* TASK TO CARRY OUT *
Take down each entry exactly as written.

Stored data entries
● ● ● ● ●

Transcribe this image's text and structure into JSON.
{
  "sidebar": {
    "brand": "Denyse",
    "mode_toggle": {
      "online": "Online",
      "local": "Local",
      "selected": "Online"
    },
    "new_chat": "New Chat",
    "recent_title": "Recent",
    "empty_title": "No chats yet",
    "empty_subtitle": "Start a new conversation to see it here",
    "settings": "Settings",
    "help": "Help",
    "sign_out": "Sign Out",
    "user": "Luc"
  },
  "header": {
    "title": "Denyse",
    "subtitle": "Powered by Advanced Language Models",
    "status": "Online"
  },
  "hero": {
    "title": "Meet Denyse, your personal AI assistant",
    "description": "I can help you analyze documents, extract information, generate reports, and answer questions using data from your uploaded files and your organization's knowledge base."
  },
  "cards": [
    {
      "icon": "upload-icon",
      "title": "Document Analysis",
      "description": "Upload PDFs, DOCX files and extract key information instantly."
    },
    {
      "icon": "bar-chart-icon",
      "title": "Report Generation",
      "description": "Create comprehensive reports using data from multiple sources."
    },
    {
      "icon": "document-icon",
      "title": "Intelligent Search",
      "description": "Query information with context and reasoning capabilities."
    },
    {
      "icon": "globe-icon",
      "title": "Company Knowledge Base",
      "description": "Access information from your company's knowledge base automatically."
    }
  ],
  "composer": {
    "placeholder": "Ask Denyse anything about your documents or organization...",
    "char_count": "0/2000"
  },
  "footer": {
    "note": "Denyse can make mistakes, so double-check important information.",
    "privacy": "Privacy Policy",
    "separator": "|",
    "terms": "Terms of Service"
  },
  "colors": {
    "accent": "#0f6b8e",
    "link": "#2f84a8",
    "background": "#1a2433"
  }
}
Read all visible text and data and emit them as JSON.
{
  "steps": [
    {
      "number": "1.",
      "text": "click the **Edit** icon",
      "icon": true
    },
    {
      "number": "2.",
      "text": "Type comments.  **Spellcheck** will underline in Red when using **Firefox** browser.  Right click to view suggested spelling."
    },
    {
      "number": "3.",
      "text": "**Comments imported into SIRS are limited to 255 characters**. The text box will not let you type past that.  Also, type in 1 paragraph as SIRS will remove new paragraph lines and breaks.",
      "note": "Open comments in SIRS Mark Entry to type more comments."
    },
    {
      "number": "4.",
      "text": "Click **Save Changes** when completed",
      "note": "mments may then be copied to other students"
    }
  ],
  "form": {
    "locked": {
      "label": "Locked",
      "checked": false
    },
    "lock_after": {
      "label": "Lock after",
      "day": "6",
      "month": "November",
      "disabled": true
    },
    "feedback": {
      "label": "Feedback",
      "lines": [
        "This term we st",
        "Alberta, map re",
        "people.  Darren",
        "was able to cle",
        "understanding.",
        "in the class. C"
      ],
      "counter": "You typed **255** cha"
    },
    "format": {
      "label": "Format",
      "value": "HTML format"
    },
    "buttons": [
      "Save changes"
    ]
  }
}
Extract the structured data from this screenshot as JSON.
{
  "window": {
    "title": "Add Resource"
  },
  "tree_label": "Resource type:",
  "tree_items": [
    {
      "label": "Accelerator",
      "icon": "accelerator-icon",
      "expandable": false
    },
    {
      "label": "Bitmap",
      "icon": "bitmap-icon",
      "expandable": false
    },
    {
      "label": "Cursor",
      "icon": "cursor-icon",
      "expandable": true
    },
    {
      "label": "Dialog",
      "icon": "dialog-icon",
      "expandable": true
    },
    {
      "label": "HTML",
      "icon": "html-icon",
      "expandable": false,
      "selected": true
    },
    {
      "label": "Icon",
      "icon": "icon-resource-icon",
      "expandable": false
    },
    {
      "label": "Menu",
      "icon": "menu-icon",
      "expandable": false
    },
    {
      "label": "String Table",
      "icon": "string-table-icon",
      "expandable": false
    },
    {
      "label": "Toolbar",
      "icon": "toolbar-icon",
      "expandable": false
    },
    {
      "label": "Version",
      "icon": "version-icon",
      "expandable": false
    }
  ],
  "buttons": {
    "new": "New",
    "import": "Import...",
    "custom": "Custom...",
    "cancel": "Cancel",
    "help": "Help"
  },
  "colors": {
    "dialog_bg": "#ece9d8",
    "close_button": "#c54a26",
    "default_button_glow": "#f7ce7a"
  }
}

● ● ● ● ●

* FINISHED ANSWER *
Transcribe this image's text and structure into JSON.
{
  "sidebar": {
    "brand": "Denyse",
    "mode_toggle": {
      "online": "Online",
      "local": "Local",
      "selected": "Online"
    },
    "new_chat": "New Chat",
    "recent_title": "Recent",
    "empty_title": "No chats yet",
    "empty_subtitle": "Start a new conversation to see it here",
    "settings": "Settings",
    "help": "Help",
    "sign_out": "Sign Out",
    "user": "Luc"
  },
  "header": {
    "title": "Denyse",
    "subtitle": "Powered by Advanced Language Models",
    "status": "Online"
  },
  "hero": {
    "title": "Meet Denyse, your personal AI assistant",
    "description": "I can help you analyze documents, extract information, generate reports, and answer questions using data from your uploaded files and your organization's knowledge base."
  },
  "cards": [
    {
      "icon": "upload-icon",
      "title": "Document Analysis",
      "description": "Upload PDFs, DOCX files and extract key information instantly."
    },
    {
      "icon": "bar-chart-icon",
      "title": "Report Generation",
      "description": "Create comprehensive reports using data from multiple sources."
    },
    {
      "icon": "document-icon",
      "title": "Intelligent Search",
      "description": "Query information with context and reasoning capabilities."
    },
    {
      "icon": "globe-icon",
      "title": "Company Knowledge Base",
      "description": "Access information from your company's knowledge base automatically."
    }
  ],
  "composer": {
    "placeholder": "Ask Denyse anything about your documents or organization...",
    "char_count": "0/2000"
  },
  "footer": {
    "note": "Denyse can make mistakes, so double-check important information.",
    "privacy": "Privacy Policy",
    "separator": "|",
    "terms": "Terms of Service"
  },
  "colors": {
    "accent": "#0f6b8e",
    "link": "#2f84a8",
    "background": "#1a2433"
  }
}
Read all visible text and data and emit them as JSON.
{
  "steps": [
    {
      "number": "1.",
      "text": "click the **Edit** icon",
      "icon": true
    },
    {
      "number": "2.",
      "text": "Type comments.  **Spellcheck** will underline in Red when using **Firefox** browser.  Right click to view suggested spelling."
    },
    {
      "number": "3.",
      "text": "**Comments imported into SIRS are limited to 255 characters**. The text box will not let you type past that.  Also, type in 1 paragraph as SIRS will remove new paragraph lines and breaks.",
      "note": "Open comments in SIRS Mark Entry to type more comments."
    },
    {
      "number": "4.",
      "text": "Click **Save Changes** when completed",
      "note": "mments may then be copied to other students"
    }
  ],
  "form": {
    "locked": {
      "label": "Locked",
      "checked": false
    },
    "lock_after": {
      "label": "Lock after",
      "day": "6",
      "month": "November",
      "disabled": true
    },
    "feedback": {
      "label": "Feedback",
      "lines": [
        "This term we st",
        "Alberta, map re",
        "people.  Darren",
        "was able to cle",
        "understanding.",
        "in the class. C"
      ],
      "counter": "You typed **255** cha"
    },
    "format": {
      "label": "Format",
      "value": "HTML format"
    },
    "buttons": [
      "Save changes"
    ]
  }
}
Extract the structured data from this screenshot as JSON.
{
  "window": {
    "title": "Add Resource"
  },
  "tree_label": "Resource type:",
  "tree_items": [
    {
      "label": "Accelerator",
      "icon": "accelerator-icon",
      "expandable": false
    },
    {
      "label": "Bitmap",
      "icon": "bitmap-icon",
      "expandable": false
    },
    {
      "label": "Cursor",
      "icon": "cursor-icon",
      "expandable": true
    },
    {
      "label": "Dialog",
      "icon": "dialog-icon",
      "expandable": true
    },
    {
      "label": "HTML",
      "icon": "html-icon",
      "expandable": false,
      "selected": true
    },
    {
      "label": "Icon",
      "icon": "icon-resource-icon",
      "expandable": false
    },
    {
      "label": "Menu",
      "icon": "menu-icon",
      "expandable": false
    },
    {
      "label": "String Table",
      "icon": "string-table-icon",
      "expandable": false
    },
    {
      "label": "Toolbar",
      "icon": "toolbar-icon",
      "expandable": false
    },
    {
      "label": "Version",
      "icon": "version-icon",
      "expandable": false
    }
  ],
  "buttons": {
    "new": "New",
    "import": "Import...",
    "custom": "Custom...",
    "cancel": "Cancel",
    "help": "Help"
  },
  "colors": {
    "dialog_bg": "#ece9d8",
    "close_button": "#c54a26",
    "default_button_glow": "#f7ce7a"
  }
}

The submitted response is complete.